• SET TASK
Isolate every line in the records below with "objęcia" in it.

• DATA FOR THIS EXERCISE
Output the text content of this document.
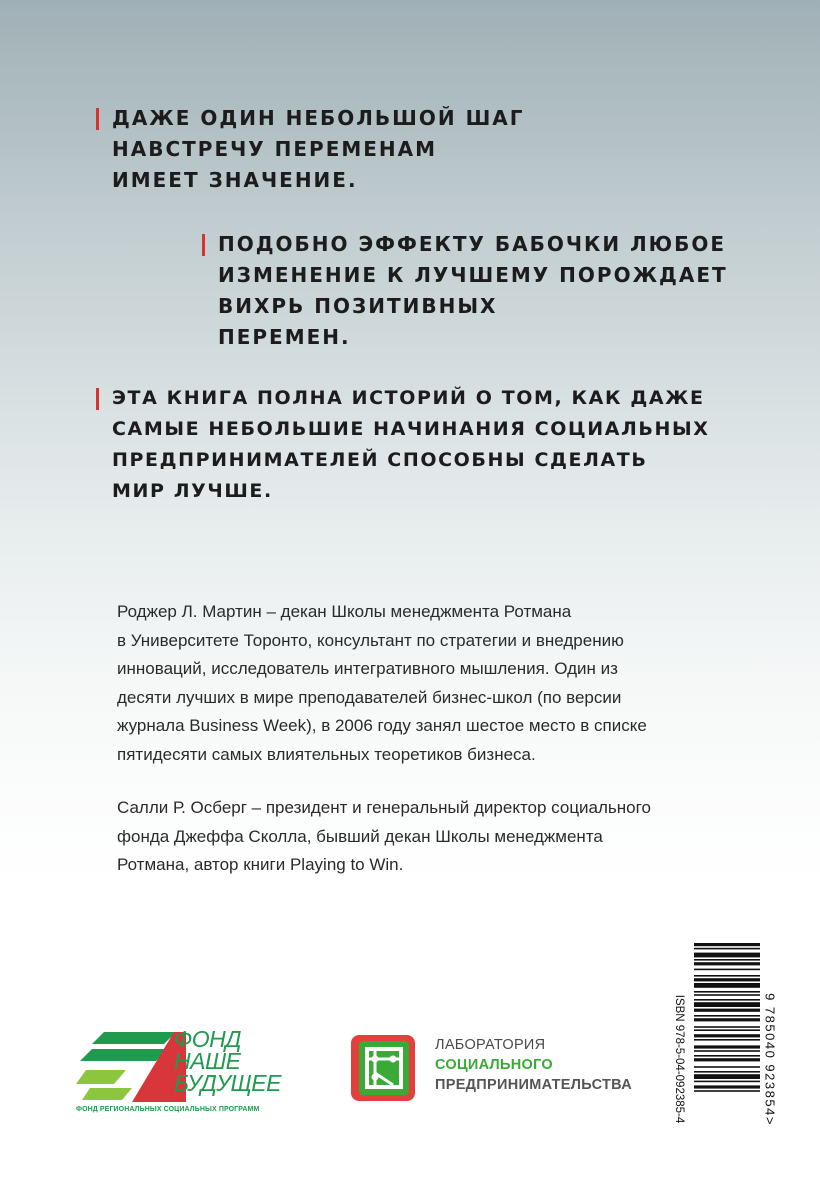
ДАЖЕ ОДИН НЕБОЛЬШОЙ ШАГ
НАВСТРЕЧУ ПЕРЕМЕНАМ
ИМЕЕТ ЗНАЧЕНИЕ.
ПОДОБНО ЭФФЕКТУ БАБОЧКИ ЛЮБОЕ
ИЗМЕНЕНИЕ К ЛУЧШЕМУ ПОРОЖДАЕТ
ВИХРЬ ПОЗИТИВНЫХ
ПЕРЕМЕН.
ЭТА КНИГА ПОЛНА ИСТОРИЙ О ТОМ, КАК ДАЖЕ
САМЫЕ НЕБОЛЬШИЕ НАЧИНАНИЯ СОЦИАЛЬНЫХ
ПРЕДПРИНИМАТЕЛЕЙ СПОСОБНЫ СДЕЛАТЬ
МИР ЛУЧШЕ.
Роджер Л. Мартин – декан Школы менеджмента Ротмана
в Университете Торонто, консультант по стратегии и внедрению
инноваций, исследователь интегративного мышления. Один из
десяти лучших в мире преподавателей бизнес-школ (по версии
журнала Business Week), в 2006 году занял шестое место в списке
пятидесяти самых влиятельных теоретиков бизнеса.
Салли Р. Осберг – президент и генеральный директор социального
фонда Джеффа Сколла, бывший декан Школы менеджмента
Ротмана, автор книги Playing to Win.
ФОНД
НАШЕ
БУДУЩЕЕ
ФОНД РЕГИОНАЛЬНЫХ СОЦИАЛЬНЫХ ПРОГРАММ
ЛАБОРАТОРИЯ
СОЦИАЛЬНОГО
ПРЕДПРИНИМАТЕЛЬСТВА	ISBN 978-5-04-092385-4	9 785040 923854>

---

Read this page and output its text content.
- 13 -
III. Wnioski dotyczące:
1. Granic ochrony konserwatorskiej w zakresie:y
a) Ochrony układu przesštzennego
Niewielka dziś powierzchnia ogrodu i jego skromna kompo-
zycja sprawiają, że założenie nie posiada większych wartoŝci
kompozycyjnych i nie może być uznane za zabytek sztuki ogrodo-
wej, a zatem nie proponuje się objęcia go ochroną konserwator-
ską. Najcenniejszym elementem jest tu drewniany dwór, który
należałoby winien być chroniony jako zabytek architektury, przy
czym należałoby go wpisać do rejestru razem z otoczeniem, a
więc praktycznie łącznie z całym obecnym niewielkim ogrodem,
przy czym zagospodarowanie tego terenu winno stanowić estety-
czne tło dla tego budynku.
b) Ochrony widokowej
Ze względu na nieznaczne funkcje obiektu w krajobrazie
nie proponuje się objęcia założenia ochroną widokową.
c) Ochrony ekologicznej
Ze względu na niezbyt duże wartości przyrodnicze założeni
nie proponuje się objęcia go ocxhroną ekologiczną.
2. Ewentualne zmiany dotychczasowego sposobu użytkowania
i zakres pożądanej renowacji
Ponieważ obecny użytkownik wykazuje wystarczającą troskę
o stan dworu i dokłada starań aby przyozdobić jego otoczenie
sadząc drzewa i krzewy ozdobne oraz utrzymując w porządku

• REPLY
wej, a zatem nie proponuje się objęcia go ochroną konserwator-
nie proponuje się objęcia założenia ochroną widokową.
nie proponuje się objęcia go ocxhroną ekologiczną.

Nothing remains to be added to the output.